### Your task
Where the data below has the string "this", return the whole line.
_ _ _
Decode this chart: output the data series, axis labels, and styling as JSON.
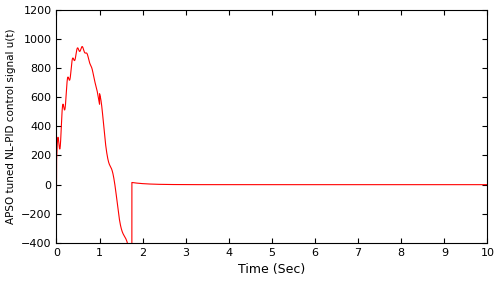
{
  "title": "",
  "xlabel": "Time (Sec)",
  "ylabel": "APSO tuned NL-PID control signal u(t)",
  "xlim": [
    0,
    10
  ],
  "ylim": [
    -400,
    1200
  ],
  "xticks": [
    0,
    1,
    2,
    3,
    4,
    5,
    6,
    7,
    8,
    9,
    10
  ],
  "yticks": [
    -400,
    -200,
    0,
    200,
    400,
    600,
    800,
    1000,
    1200
  ],
  "line_color": "#ff0000",
  "line_width": 0.8,
  "figsize": [
    5.0,
    2.82
  ],
  "dpi": 100
}
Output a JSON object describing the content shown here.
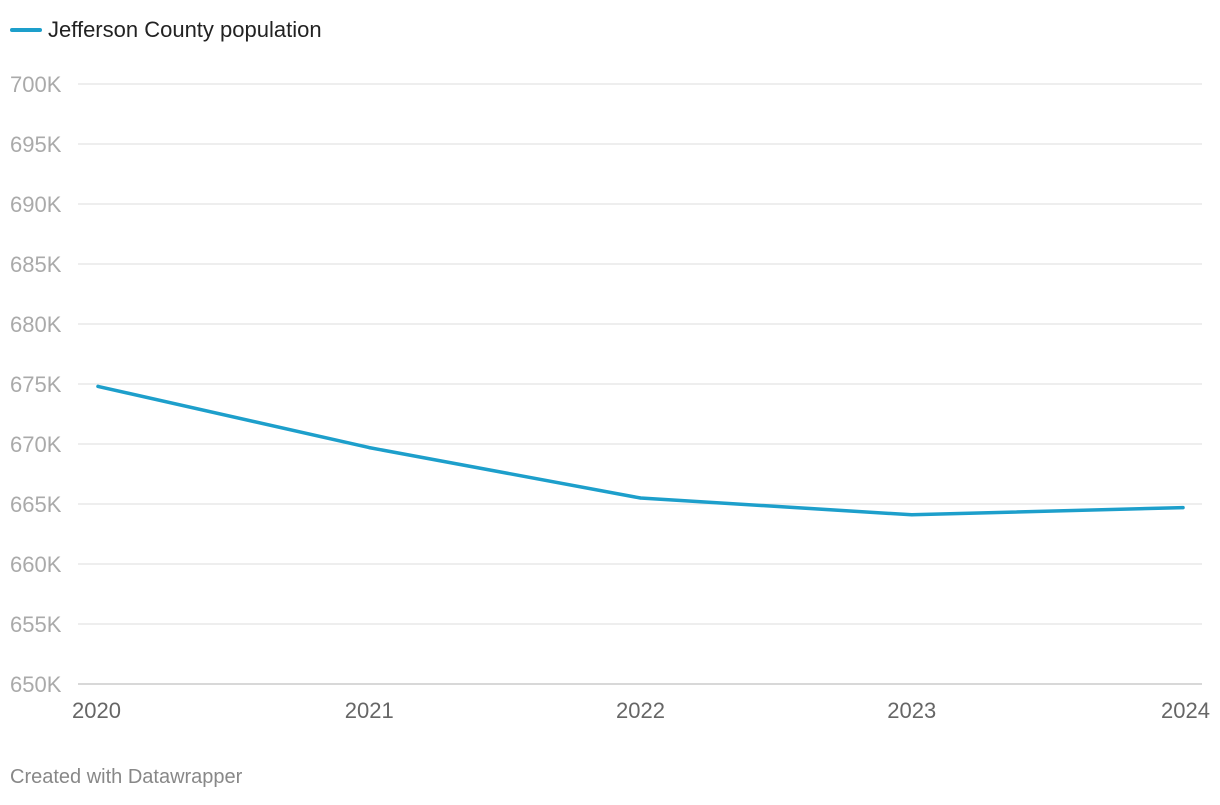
{
  "chart_data": {
    "type": "line",
    "title": "",
    "xlabel": "",
    "ylabel": "",
    "categories": [
      "2020",
      "2021",
      "2022",
      "2023",
      "2024"
    ],
    "series": [
      {
        "name": "Jefferson County population",
        "color": "#1d9fcb",
        "values": [
          674800,
          669700,
          665500,
          664100,
          664700
        ]
      }
    ],
    "ylim": [
      650000,
      700000
    ],
    "yticks": [
      650000,
      655000,
      660000,
      665000,
      670000,
      675000,
      680000,
      685000,
      690000,
      695000,
      700000
    ],
    "ytick_labels": [
      "650K",
      "655K",
      "660K",
      "665K",
      "670K",
      "675K",
      "680K",
      "685K",
      "690K",
      "695K",
      "700K"
    ],
    "grid": true,
    "legend": "top-left"
  },
  "footer": {
    "credit": "Created with Datawrapper"
  },
  "colors": {
    "line": "#1d9fcb",
    "grid": "#e3e3e3",
    "baseline": "#cccccc",
    "tick_text": "#aaaaaa",
    "xtick_text": "#666666",
    "legend_text": "#222222",
    "footer_text": "#888888"
  }
}
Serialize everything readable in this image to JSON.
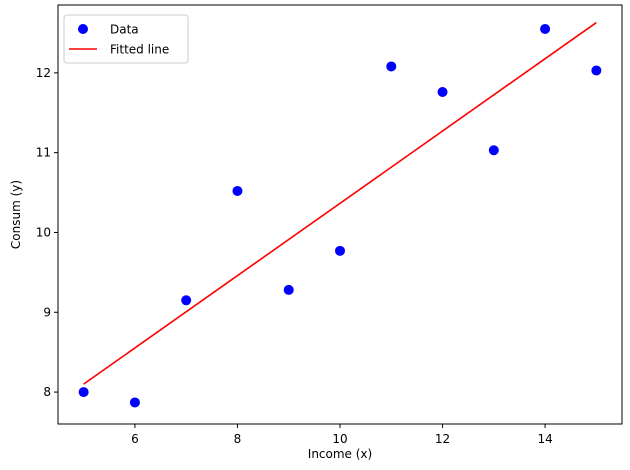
{
  "chart_data": {
    "type": "scatter",
    "title": "",
    "xlabel": "Income (x)",
    "ylabel": "Consum (y)",
    "xlim": [
      4.5,
      15.5
    ],
    "ylim": [
      7.6,
      12.85
    ],
    "xticks": [
      6,
      8,
      10,
      12,
      14
    ],
    "yticks": [
      8,
      9,
      10,
      11,
      12
    ],
    "grid": false,
    "legend_position": "top-left",
    "series": [
      {
        "name": "Data",
        "kind": "scatter",
        "color": "#0000ff",
        "x": [
          5,
          6,
          7,
          8,
          9,
          10,
          11,
          12,
          13,
          14,
          15
        ],
        "y": [
          8.0,
          7.87,
          9.15,
          10.52,
          9.28,
          9.77,
          12.08,
          11.76,
          11.03,
          12.55,
          12.03
        ]
      },
      {
        "name": "Fitted line",
        "kind": "line",
        "color": "#ff0000",
        "x": [
          5,
          15
        ],
        "y": [
          8.1,
          12.63
        ]
      }
    ]
  }
}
_ _ _
### Worked solution
Decode this chart: output the data series, axis labels, and styling as JSON.
Serialize everything readable in this image to JSON.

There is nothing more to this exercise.